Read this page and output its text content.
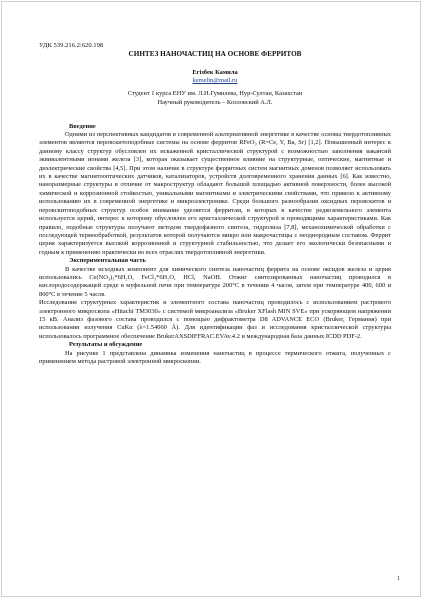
УДК 539.216.2:620.198

СИНТЕЗ НАНОЧАСТИЦ НА ОСНОВЕ ФЕРРИТОВ

Егізбек Камила

kemelin@mail.ru

Студент 1 курса ЕНУ им. Л.Н.Гумилева, Нур-Султан, Казахстан

Научный руководитель – Козловский А.Л.

Введение

Одними из перспективных кандидатов в современной альтернативной энергетике в качестве основы твердотопливных элементов являются перовскитоподобные системы на основе ферритов RFeO₃ (R=Ce, Y, Ba, Sr) [1,2]. Повышенный интерес к данному классу структур обусловлен их искаженной кристаллической структурой с возможностью заполнения вакансий эквивалентными ионами железа [3], которая оказывает существенное влияние на структурные, оптические, магнитные и диэлектрические свойства [4,5]. При этом наличие в структуре ферритных систем магнитных доменов позволяет использовать их в качестве магнитооптических датчиков, катализаторов, устройств долговременного хранения данных [6]. Как известно, наноразмерные структуры в отличие от макроструктур обладают большой площадью активной поверхности, более высокой химической и коррозионной стойкостью, уникальными магнитными и электрическими свойствами, что привело к активному использованию их в современной энергетике и микроэлектронике. Среди большого разнообразия оксидных перовскитов и перовскитоподобных структур особое внимание уделяется ферритам, в которых в качестве редкоземельного элемента используется церий, интерес к которому обусловлен его кристаллической структурой и проводящими характеристиками. Как правило, подобные структуры получают методом твердофазного синтеза, гидролиза [7,8], механохимической обработки с последующей термообработкой, результатов которой получаются микро или макрочастицы с неоднородным составом. Феррит церия характеризуется высокой коррозионной и структурной стабильностью, что делает его экологически безопасными и годным к применению практически во всех отраслях твердотопливной энергетики.

Экспериментальная часть

В качестве исходных компонент для химического синтеза наночастиц феррита на основе оксидов железа и церия использовались Ce(NO₃)₃*6H₂O, FeCl₃*6H₂O, HCl, NaOH. Отжиг синтезированных наночастиц проводился в кислородосодержащей среде в муфельной печи при температуре 200°C в течении 4 часов, затем при температуре 400, 600 и 800°C в течение 5 часов.

Исследование структурных характеристик и элементного состава наночастиц проводилось с использованием растрового электронного микроскопа «Hitachi TM3030» с системой микроанализа «Bruker XFlash MIN SVE» при ускоряющем напряжении 15 кВ. Анализ фазового состава проводился с помощью дифрактометра D8 ADVANCE ECO (Bruker, Германия) при использовании излучения CuKα (λ=1.54060 Å). Для идентификации фаз и исследования кристаллической структуры использовалось программное обеспечение BrukerAXSDIFFRAC.EVAv.4.2 и международная база данных ICDD PDF-2.

Результаты и обсуждение

На рисунке 1 представлена динамика изменения наночастиц в процессе термического отжига, полученных с применением метода растровой электронной микроскопии.

1
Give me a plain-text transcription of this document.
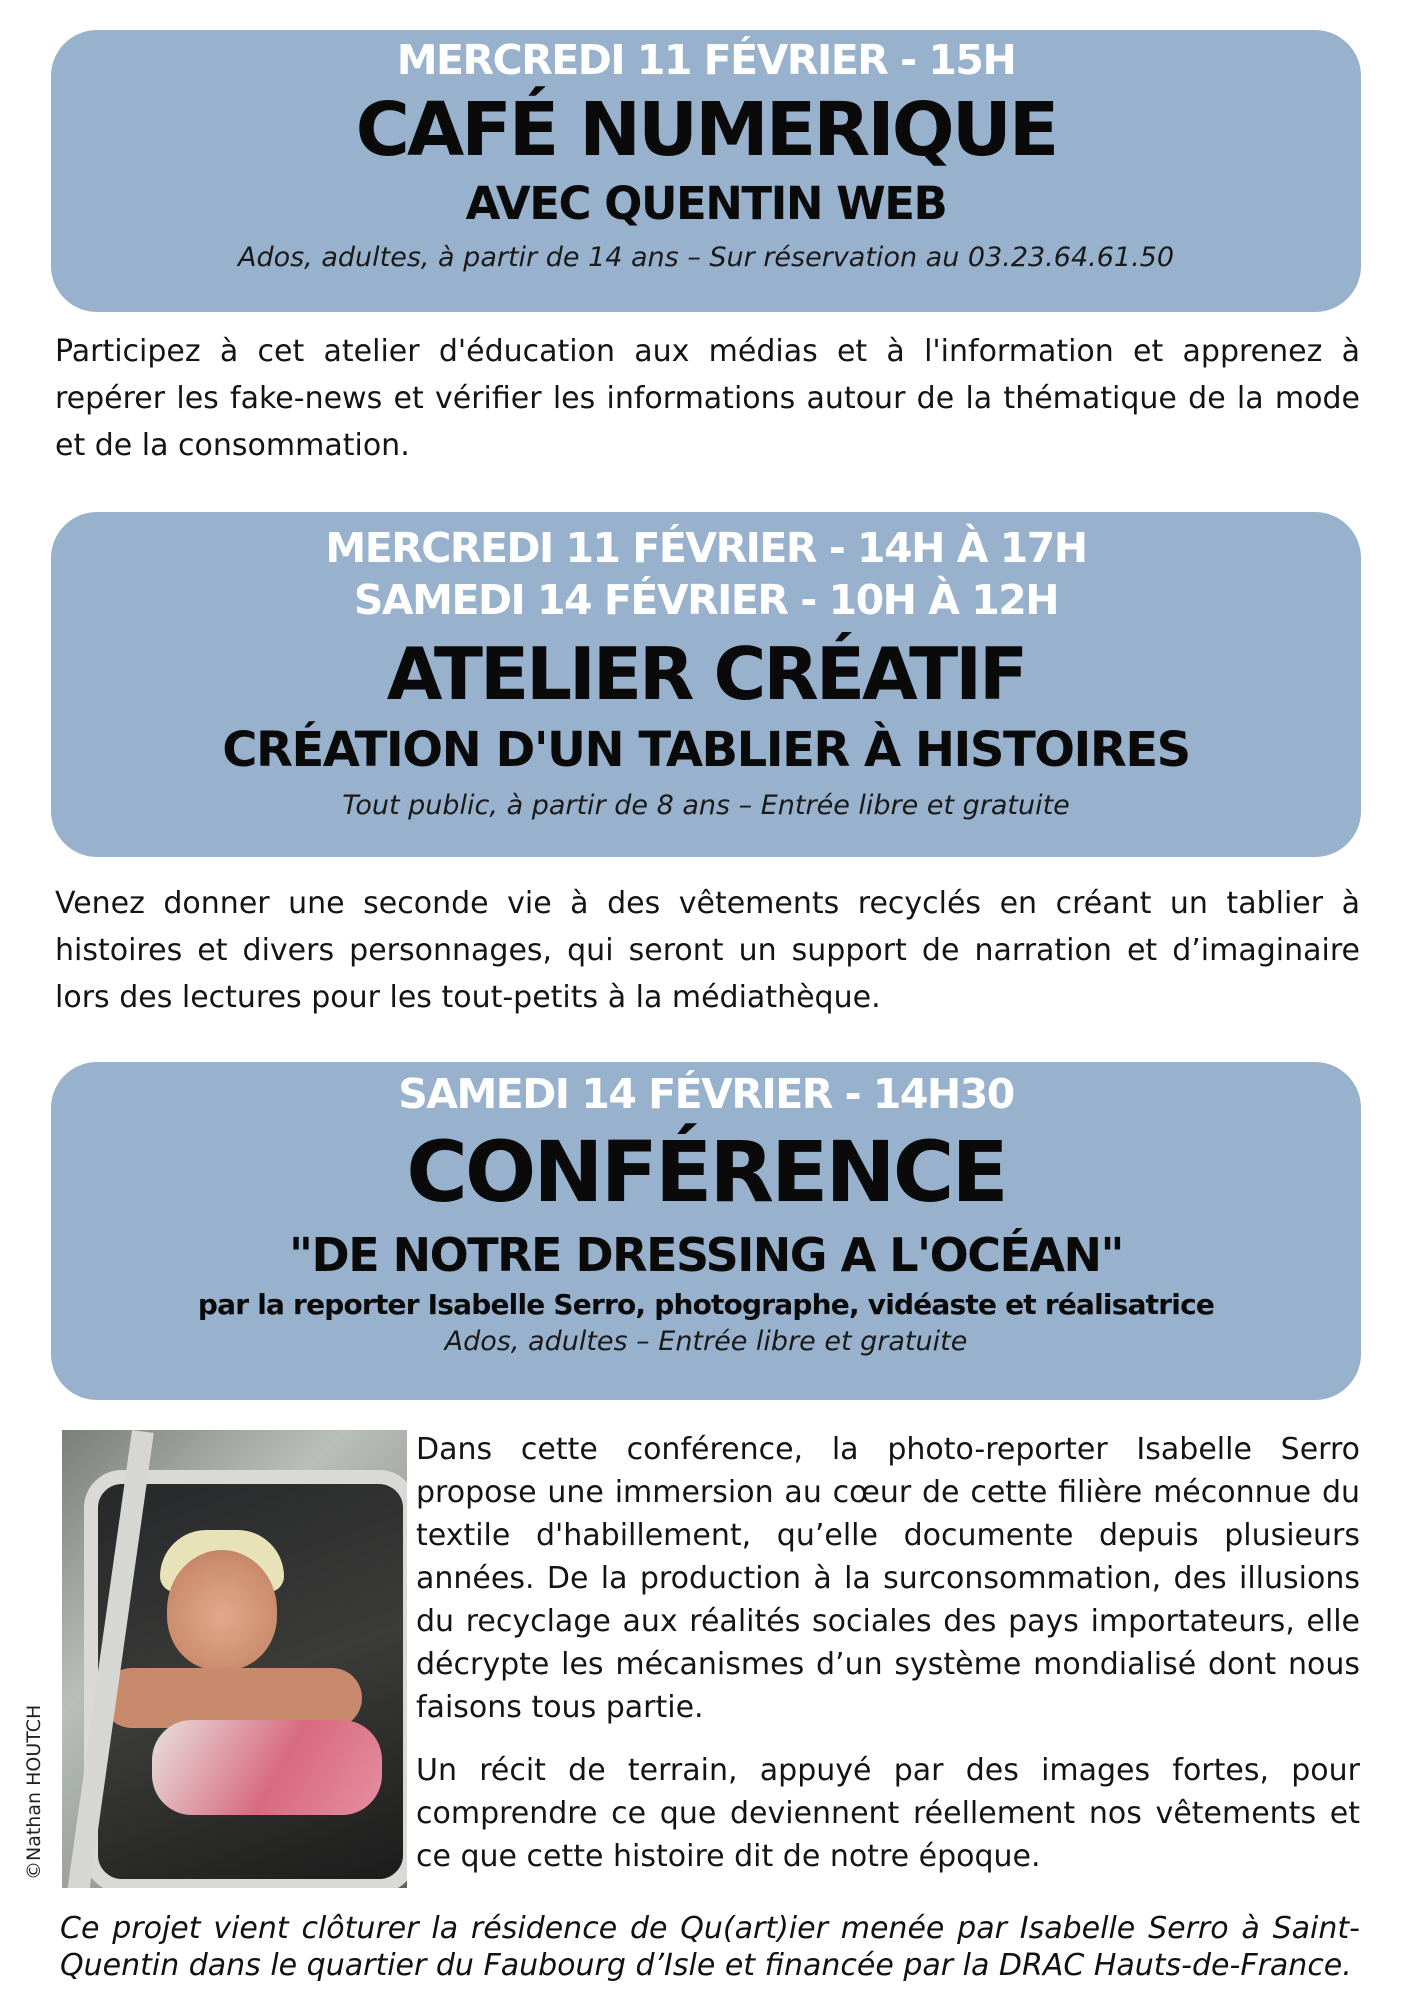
MERCREDI 11 FÉVRIER - 15H
CAFÉ NUMERIQUE
AVEC QUENTIN WEB
Ados, adultes, à partir de 14 ans – Sur réservation au 03.23.64.61.50

Participez à cet atelier d'éducation aux médias et à l'information et apprenez à repérer les fake-news et vérifier les informations autour de la thématique de la mode et de la consommation.

MERCREDI 11 FÉVRIER - 14H À 17H
SAMEDI 14 FÉVRIER - 10H À 12H
ATELIER CRÉATIF
CRÉATION D'UN TABLIER À HISTOIRES
Tout public, à partir de 8 ans – Entrée libre et gratuite

Venez donner une seconde vie à des vêtements recyclés en créant un tablier à histoires et divers personnages, qui seront un support de narration et d’imaginaire lors des lectures pour les tout-petits à la médiathèque.

SAMEDI 14 FÉVRIER - 14H30
CONFÉRENCE
"DE NOTRE DRESSING A L'OCÉAN"
par la reporter Isabelle Serro, photographe, vidéaste et réalisatrice
Ados, adultes – Entrée libre et gratuite
©Nathan HOUTCH

Dans cette conférence, la photo-reporter Isabelle Serro propose une immersion au cœur de cette filière méconnue du textile d'habillement, qu’elle documente depuis plusieurs années. De la production à la surconsommation, des illusions du recyclage aux réalités sociales des pays importateurs, elle décrypte les mécanismes d’un système mondialisé dont nous faisons tous partie.

Un récit de terrain, appuyé par des images fortes, pour comprendre ce que deviennent réellement nos vêtements et ce que cette histoire dit de notre époque.

Ce projet vient clôturer la résidence de Qu(art)ier menée par Isabelle Serro à Saint-Quentin dans le quartier du Faubourg d’Isle et financée par la DRAC Hauts-de-France.
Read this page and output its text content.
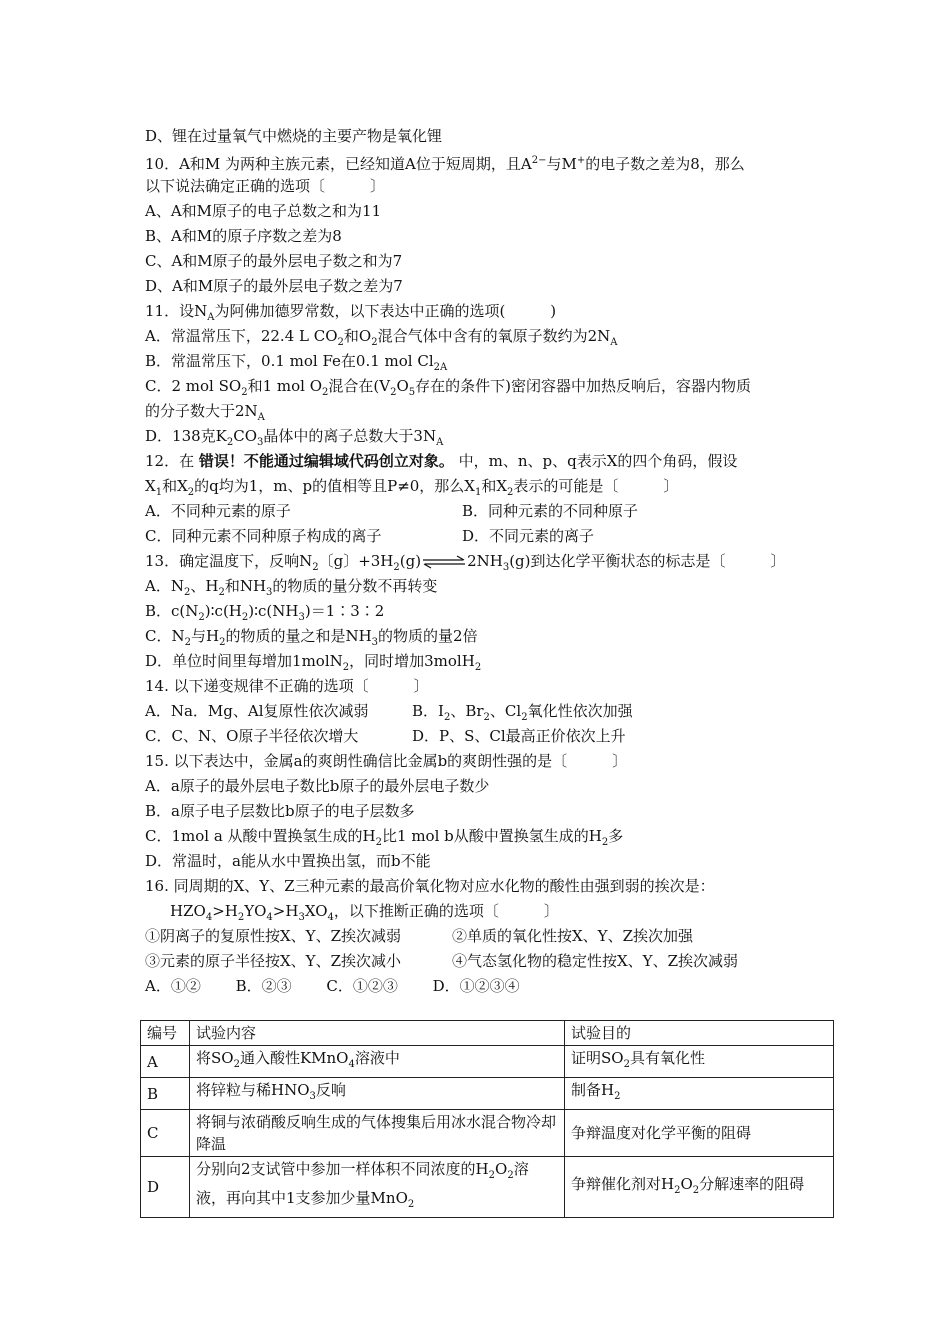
D、锂在过量氧气中燃烧的主要产物是氧化锂
10．A和M 为两种主族元素，已经知道A位于短周期，且$A^{2-}$与M+的电子数之差为8，那么
以下说法确定正确的选项〔　　　〕
A、A和M原子的电子总数之和为11
B、A和M的原子序数之差为8
C、A和M原子的最外层电子数之和为7
D、A和M原子的最外层电子数之差为7
11．设$N_A$为阿佛加德罗常数，以下表达中正确的选项(　　　)
A．常温常压下，22.4 L $CO_2$和$O_2$混合气体中含有的氧原子数约为$2N_A$
B．常温常压下，0.1 mol Fe在0.1 mol $Cl_{2A}$
C．2 mol $SO_2$和1 mol $O_2$混合在($V_2O_5$存在的条件下)密闭容器中加热反响后，容器内物质
的分子数大于$2N_A$
D．138克$K_2CO_3$晶体中的离子总数大于$3N_A$
12．在 错误！不能通过编辑域代码创立对象。 中，m、n、p、q表示X的四个角码，假设
$X_1$和$X_2$的q均为1，m、p的值相等且P≠0，那么$X_1$和$X_2$表示的可能是〔　　　〕
A．不同种元素的原子	B．同种元素的不同种原子
C．同种元素不同种原子构成的离子	D．不同元素的离子
13．确定温度下，反响$N_2$〔g〕$+3H_2(g)\rightleftharpoons 2NH_3(g)$到达化学平衡状态的标志是〔　　　〕
A．$N_2$、$H_2$和$NH_3$的物质的量分数不再转变
B．$c(N_2)∶c(H_2)∶c(NH_3)=1∶3∶2$
C．$N_2$与$H_2$的物质的量之和是$NH_3$的物质的量2倍
D．单位时间里每增加1molN$_2$，同时增加3molH$_2$
14. 以下递变规律不正确的选项〔　　　〕
A．Na．Mg、Al复原性依次减弱	B．$I_2$、$Br_2$、$Cl_2$氧化性依次加强
C．C、N、O原子半径依次增大	D．P、S、Cl最高正价依次上升
15. 以下表达中，金属a的爽朗性确信比金属b的爽朗性强的是〔　　　〕
A．a原子的最外层电子数比b原子的最外层电子数少
B．a原子电子层数比b原子的电子层数多
C．1mol a 从酸中置换氢生成的$H_2$比1 mol b从酸中置换氢生成的$H_2$多
D．常温时，a能从水中置换出氢，而b不能
16. 同周期的X、Y、Z三种元素的最高价氧化物对应水化物的酸性由强到弱的挨次是：
$HZO_4>H_2YO_4>H_3XO_4$，以下推断正确的选项〔　　　〕
①阴离子的复原性按X、Y、Z挨次减弱	②单质的氧化性按X、Y、Z挨次加强
③元素的原子半径按X、Y、Z挨次减小	④气态氢化物的稳定性按X、Y、Z挨次减弱
A．①②　　 B．②③　　 C．①②③　　 D．①②③④
编号	试验内容	试验目的
A	将$SO_2$通入酸性KMnO$_4$溶液中	证明$SO_2$具有氧化性
B	将锌粒与稀$HNO_3$反响	制备$H_2$
C	将铜与浓硝酸反响生成的气体搜集后用冰水混合物冷却降温	争辩温度对化学平衡的阻碍
D	分别向2支试管中参加一样体积不同浓度的$H_2O_2$溶液，再向其中1支参加少量MnO$_2$	争辩催化剂对$H_2O_2$分解速率的阻碍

▶ [Direction]: Output every entry exactly as given; pictures are not part of the copy.

▶ [Complete response]:
Read this page and output its text content.
УДК 539.216.2:620.198

СИНТЕЗ НАНОЧАСТИЦ НА ОСНОВЕ ФЕРРИТОВ

Егізбек Камила

kemelin@mail.ru

Студент 1 курса ЕНУ им. Л.Н.Гумилева, Нур-Султан, Казахстан

Научный руководитель – Козловский А.Л.

Введение

Одними из перспективных кандидатов в современной альтернативной энергетике в качестве основы твердотопливных элементов являются перовскитоподобные системы на основе ферритов RFeO₃ (R=Ce, Y, Ba, Sr) [1,2]. Повышенный интерес к данному классу структур обусловлен их искаженной кристаллической структурой с возможностью заполнения вакансий эквивалентными ионами железа [3], которая оказывает существенное влияние на структурные, оптические, магнитные и диэлектрические свойства [4,5]. При этом наличие в структуре ферритных систем магнитных доменов позволяет использовать их в качестве магнитооптических датчиков, катализаторов, устройств долговременного хранения данных [6]. Как известно, наноразмерные структуры в отличие от макроструктур обладают большой площадью активной поверхности, более высокой химической и коррозионной стойкостью, уникальными магнитными и электрическими свойствами, что привело к активному использованию их в современной энергетике и микроэлектронике. Среди большого разнообразия оксидных перовскитов и перовскитоподобных структур особое внимание уделяется ферритам, в которых в качестве редкоземельного элемента используется церий, интерес к которому обусловлен его кристаллической структурой и проводящими характеристиками. Как правило, подобные структуры получают методом твердофазного синтеза, гидролиза [7,8], механохимической обработки с последующей термообработкой, результатов которой получаются микро или макрочастицы с неоднородным составом. Феррит церия характеризуется высокой коррозионной и структурной стабильностью, что делает его экологически безопасными и годным к применению практически во всех отраслях твердотопливной энергетики.

Экспериментальная часть

В качестве исходных компонент для химического синтеза наночастиц феррита на основе оксидов железа и церия использовались Ce(NO₃)₃*6H₂O, FeCl₃*6H₂O, HCl, NaOH. Отжиг синтезированных наночастиц проводился в кислородосодержащей среде в муфельной печи при температуре 200°C в течении 4 часов, затем при температуре 400, 600 и 800°C в течение 5 часов.

Исследование структурных характеристик и элементного состава наночастиц проводилось с использованием растрового электронного микроскопа «Hitachi TM3030» с системой микроанализа «Bruker XFlash MIN SVE» при ускоряющем напряжении 15 кВ. Анализ фазового состава проводился с помощью дифрактометра D8 ADVANCE ECO (Bruker, Германия) при использовании излучения CuKα (λ=1.54060 Å). Для идентификации фаз и исследования кристаллической структуры использовалось программное обеспечение BrukerAXSDIFFRAC.EVAv.4.2 и международная база данных ICDD PDF-2.

Результаты и обсуждение

На рисунке 1 представлена динамика изменения наночастиц в процессе термического отжига, полученных с применением метода растровой электронной микроскопии.

1
Give me a plain-text transcription of this document.
MERCREDI 11 FÉVRIER - 15H
CAFÉ NUMERIQUE
AVEC QUENTIN WEB
Ados, adultes, à partir de 14 ans – Sur réservation au 03.23.64.61.50

Participez à cet atelier d'éducation aux médias et à l'information et apprenez à repérer les fake-news et vérifier les informations autour de la thématique de la mode et de la consommation.

MERCREDI 11 FÉVRIER - 14H À 17H
SAMEDI 14 FÉVRIER - 10H À 12H
ATELIER CRÉATIF
CRÉATION D'UN TABLIER À HISTOIRES
Tout public, à partir de 8 ans – Entrée libre et gratuite

Venez donner une seconde vie à des vêtements recyclés en créant un tablier à histoires et divers personnages, qui seront un support de narration et d’imaginaire lors des lectures pour les tout-petits à la médiathèque.

SAMEDI 14 FÉVRIER - 14H30
CONFÉRENCE
"DE NOTRE DRESSING A L'OCÉAN"
par la reporter Isabelle Serro, photographe, vidéaste et réalisatrice
Ados, adultes – Entrée libre et gratuite
©Nathan HOUTCH

Dans cette conférence, la photo-reporter Isabelle Serro propose une immersion au cœur de cette filière méconnue du textile d'habillement, qu’elle documente depuis plusieurs années. De la production à la surconsommation, des illusions du recyclage aux réalités sociales des pays importateurs, elle décrypte les mécanismes d’un système mondialisé dont nous faisons tous partie.

Un récit de terrain, appuyé par des images fortes, pour comprendre ce que deviennent réellement nos vêtements et ce que cette histoire dit de notre époque.

Ce projet vient clôturer la résidence de Qu(art)ier menée par Isabelle Serro à Saint-Quentin dans le quartier du Faubourg d’Isle et financée par la DRAC Hauts-de-France.
Read this page and output its text content.
D、锂在过量氧气中燃烧的主要产物是氧化锂
10．A和M 为两种主族元素，已经知道A位于短周期，且$A^{2-}$与M+的电子数之差为8，那么
以下说法确定正确的选项〔　　　〕
A、A和M原子的电子总数之和为11
B、A和M的原子序数之差为8
C、A和M原子的最外层电子数之和为7
D、A和M原子的最外层电子数之差为7
11．设$N_A$为阿佛加德罗常数，以下表达中正确的选项(　　　)
A．常温常压下，22.4 L $CO_2$和$O_2$混合气体中含有的氧原子数约为$2N_A$
B．常温常压下，0.1 mol Fe在0.1 mol $Cl_{2A}$
C．2 mol $SO_2$和1 mol $O_2$混合在($V_2O_5$存在的条件下)密闭容器中加热反响后，容器内物质
的分子数大于$2N_A$
D．138克$K_2CO_3$晶体中的离子总数大于$3N_A$
12．在 错误！不能通过编辑域代码创立对象。 中，m、n、p、q表示X的四个角码，假设
$X_1$和$X_2$的q均为1，m、p的值相等且P≠0，那么$X_1$和$X_2$表示的可能是〔　　　〕
A．不同种元素的原子	B．同种元素的不同种原子
C．同种元素不同种原子构成的离子	D．不同元素的离子
13．确定温度下，反响$N_2$〔g〕$+3H_2(g)\rightleftharpoons 2NH_3(g)$到达化学平衡状态的标志是〔　　　〕
A．$N_2$、$H_2$和$NH_3$的物质的量分数不再转变
B．$c(N_2)∶c(H_2)∶c(NH_3)=1∶3∶2$
C．$N_2$与$H_2$的物质的量之和是$NH_3$的物质的量2倍
D．单位时间里每增加1molN$_2$，同时增加3molH$_2$
14. 以下递变规律不正确的选项〔　　　〕
A．Na．Mg、Al复原性依次减弱	B．$I_2$、$Br_2$、$Cl_2$氧化性依次加强
C．C、N、O原子半径依次增大	D．P、S、Cl最高正价依次上升
15. 以下表达中，金属a的爽朗性确信比金属b的爽朗性强的是〔　　　〕
A．a原子的最外层电子数比b原子的最外层电子数少
B．a原子电子层数比b原子的电子层数多
C．1mol a 从酸中置换氢生成的$H_2$比1 mol b从酸中置换氢生成的$H_2$多
D．常温时，a能从水中置换出氢，而b不能
16. 同周期的X、Y、Z三种元素的最高价氧化物对应水化物的酸性由强到弱的挨次是：
$HZO_4>H_2YO_4>H_3XO_4$，以下推断正确的选项〔　　　〕
①阴离子的复原性按X、Y、Z挨次减弱	②单质的氧化性按X、Y、Z挨次加强
③元素的原子半径按X、Y、Z挨次减小	④气态氢化物的稳定性按X、Y、Z挨次减弱
A．①②　　 B．②③　　 C．①②③　　 D．①②③④
编号	试验内容	试验目的
A	将$SO_2$通入酸性KMnO$_4$溶液中	证明$SO_2$具有氧化性
B	将锌粒与稀$HNO_3$反响	制备$H_2$
C	将铜与浓硝酸反响生成的气体搜集后用冰水混合物冷却降温	争辩温度对化学平衡的阻碍
D	分别向2支试管中参加一样体积不同浓度的$H_2O_2$溶液，再向其中1支参加少量MnO$_2$	争辩催化剂对$H_2O_2$分解速率的阻碍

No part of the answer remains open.